Problem description
Compile every line that includes the word "updated".

====== Stored data

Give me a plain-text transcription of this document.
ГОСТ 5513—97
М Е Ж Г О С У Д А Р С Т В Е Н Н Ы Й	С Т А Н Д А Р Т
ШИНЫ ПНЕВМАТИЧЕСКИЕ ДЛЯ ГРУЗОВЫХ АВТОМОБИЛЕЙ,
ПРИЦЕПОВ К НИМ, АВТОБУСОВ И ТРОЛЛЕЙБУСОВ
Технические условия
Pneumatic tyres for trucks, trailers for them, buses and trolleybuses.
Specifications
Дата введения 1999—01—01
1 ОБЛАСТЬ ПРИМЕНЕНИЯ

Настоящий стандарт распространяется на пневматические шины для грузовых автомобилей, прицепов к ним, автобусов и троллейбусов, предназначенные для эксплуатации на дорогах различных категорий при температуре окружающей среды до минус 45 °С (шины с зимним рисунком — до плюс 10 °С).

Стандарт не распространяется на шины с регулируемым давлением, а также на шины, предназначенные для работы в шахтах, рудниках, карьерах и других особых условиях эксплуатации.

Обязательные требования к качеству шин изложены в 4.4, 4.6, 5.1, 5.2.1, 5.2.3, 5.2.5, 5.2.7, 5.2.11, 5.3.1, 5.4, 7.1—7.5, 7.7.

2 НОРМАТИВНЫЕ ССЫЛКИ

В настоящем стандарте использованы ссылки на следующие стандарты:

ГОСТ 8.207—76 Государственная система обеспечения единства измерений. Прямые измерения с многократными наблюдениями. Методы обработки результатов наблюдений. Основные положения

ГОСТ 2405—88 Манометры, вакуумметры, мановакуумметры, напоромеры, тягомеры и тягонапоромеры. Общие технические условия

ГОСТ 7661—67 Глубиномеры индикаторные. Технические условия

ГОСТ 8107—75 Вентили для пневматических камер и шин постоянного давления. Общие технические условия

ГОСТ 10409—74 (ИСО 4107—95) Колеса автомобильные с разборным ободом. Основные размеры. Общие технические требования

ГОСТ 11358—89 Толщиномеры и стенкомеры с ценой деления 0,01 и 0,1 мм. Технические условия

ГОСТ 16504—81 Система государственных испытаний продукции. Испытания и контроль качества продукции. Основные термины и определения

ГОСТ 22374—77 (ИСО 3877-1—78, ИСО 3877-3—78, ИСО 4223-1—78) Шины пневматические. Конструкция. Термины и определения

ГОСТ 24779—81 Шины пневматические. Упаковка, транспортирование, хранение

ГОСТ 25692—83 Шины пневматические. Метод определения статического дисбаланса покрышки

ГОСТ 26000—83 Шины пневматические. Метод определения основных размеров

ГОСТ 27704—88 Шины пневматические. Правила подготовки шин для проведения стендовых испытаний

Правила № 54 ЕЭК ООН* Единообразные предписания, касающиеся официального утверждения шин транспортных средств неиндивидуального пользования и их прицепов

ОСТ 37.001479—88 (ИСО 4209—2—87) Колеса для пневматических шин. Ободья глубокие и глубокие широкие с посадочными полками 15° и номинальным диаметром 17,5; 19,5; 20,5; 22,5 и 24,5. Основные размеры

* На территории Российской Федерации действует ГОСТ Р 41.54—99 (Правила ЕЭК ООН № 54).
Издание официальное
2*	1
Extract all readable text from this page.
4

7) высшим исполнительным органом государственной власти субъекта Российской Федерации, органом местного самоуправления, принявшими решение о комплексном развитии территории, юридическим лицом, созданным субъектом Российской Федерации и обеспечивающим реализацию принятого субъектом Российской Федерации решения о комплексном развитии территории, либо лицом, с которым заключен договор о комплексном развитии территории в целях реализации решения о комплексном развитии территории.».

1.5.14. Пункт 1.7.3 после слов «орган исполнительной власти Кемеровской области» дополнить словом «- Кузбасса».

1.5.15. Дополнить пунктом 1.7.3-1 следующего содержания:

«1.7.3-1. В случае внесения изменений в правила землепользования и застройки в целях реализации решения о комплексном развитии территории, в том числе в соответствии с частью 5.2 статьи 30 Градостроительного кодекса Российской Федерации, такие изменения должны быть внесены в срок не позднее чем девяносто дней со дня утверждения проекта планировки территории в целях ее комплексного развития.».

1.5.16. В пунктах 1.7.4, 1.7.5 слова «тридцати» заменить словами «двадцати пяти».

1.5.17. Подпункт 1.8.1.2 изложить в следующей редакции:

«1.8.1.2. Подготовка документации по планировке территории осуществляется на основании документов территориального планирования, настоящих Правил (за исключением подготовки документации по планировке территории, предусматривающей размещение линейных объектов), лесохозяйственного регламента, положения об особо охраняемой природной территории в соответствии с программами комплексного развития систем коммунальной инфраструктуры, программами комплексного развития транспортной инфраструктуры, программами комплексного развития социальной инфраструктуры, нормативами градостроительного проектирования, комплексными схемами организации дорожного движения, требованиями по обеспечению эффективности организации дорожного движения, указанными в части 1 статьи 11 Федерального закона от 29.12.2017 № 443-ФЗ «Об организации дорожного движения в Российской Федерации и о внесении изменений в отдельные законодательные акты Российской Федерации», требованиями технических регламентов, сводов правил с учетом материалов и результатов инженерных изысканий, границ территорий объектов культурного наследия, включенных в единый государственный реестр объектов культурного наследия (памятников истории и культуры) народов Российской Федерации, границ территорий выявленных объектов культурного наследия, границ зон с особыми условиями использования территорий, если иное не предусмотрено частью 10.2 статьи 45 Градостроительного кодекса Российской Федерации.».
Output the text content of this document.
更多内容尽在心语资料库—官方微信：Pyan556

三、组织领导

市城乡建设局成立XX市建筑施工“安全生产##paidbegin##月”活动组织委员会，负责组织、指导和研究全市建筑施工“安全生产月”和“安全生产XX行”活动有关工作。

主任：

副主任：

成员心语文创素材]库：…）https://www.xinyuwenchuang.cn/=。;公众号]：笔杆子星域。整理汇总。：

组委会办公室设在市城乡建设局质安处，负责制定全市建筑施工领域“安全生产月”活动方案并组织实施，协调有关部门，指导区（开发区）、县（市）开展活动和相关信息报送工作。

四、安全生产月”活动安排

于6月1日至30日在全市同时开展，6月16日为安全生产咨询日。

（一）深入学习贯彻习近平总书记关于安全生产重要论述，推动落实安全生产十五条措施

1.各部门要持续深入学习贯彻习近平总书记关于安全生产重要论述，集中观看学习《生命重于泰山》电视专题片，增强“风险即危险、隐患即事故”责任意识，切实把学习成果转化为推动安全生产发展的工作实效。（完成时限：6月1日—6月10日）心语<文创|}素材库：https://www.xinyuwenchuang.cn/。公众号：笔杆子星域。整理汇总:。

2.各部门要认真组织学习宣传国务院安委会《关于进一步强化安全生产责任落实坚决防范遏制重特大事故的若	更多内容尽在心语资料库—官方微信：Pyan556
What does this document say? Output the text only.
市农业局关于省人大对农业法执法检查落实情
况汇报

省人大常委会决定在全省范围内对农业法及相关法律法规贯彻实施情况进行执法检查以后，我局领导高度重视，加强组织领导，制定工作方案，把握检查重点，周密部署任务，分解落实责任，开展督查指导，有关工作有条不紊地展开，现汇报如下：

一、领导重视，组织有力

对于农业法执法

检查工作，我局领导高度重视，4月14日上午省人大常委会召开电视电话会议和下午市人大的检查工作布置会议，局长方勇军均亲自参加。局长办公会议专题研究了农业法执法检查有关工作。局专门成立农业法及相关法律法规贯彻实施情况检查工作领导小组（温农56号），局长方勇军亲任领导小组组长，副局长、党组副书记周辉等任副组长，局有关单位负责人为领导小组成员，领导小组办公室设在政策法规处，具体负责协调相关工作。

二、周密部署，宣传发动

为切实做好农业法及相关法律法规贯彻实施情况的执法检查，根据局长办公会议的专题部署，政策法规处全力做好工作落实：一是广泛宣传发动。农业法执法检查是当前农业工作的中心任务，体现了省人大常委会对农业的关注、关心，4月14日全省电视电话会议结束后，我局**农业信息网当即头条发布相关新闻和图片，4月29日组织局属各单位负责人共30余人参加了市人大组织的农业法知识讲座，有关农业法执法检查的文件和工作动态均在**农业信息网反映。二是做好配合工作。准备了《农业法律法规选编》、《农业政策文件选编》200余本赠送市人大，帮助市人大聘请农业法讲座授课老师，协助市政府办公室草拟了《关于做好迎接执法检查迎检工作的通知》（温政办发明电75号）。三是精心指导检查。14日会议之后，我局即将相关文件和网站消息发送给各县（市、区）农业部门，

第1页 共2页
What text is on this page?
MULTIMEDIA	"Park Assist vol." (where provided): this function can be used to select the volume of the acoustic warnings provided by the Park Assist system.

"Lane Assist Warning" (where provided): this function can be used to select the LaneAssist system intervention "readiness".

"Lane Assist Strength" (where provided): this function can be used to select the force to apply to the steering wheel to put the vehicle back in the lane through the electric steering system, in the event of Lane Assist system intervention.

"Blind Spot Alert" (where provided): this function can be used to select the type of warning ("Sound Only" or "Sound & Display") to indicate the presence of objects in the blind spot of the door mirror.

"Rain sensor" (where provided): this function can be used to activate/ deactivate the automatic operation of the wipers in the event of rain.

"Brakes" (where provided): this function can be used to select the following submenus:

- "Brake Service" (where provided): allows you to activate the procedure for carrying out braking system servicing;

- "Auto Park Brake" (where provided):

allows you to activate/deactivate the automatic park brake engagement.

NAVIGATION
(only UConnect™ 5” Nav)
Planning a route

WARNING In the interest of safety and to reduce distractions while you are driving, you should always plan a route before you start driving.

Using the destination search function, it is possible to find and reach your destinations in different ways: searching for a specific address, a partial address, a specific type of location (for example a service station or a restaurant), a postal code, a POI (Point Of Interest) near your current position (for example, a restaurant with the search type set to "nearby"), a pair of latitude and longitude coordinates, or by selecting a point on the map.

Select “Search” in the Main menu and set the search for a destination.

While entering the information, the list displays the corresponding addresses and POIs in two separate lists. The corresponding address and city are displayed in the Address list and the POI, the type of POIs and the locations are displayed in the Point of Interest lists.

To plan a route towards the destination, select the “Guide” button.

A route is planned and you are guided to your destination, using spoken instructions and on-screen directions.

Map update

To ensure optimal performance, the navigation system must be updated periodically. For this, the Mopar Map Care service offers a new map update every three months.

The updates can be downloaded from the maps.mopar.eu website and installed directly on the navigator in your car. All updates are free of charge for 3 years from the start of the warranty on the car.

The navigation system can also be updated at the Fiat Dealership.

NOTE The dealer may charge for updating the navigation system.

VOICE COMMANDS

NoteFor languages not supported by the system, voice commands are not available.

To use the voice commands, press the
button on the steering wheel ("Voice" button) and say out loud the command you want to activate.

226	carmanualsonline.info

============

Reply to the task
To ensure optimal performance, the navigation system must be updated periodically. For this, the Mopar Map Care service offers a new map update every three months.
The navigation system can also be updated at the Fiat Dealership.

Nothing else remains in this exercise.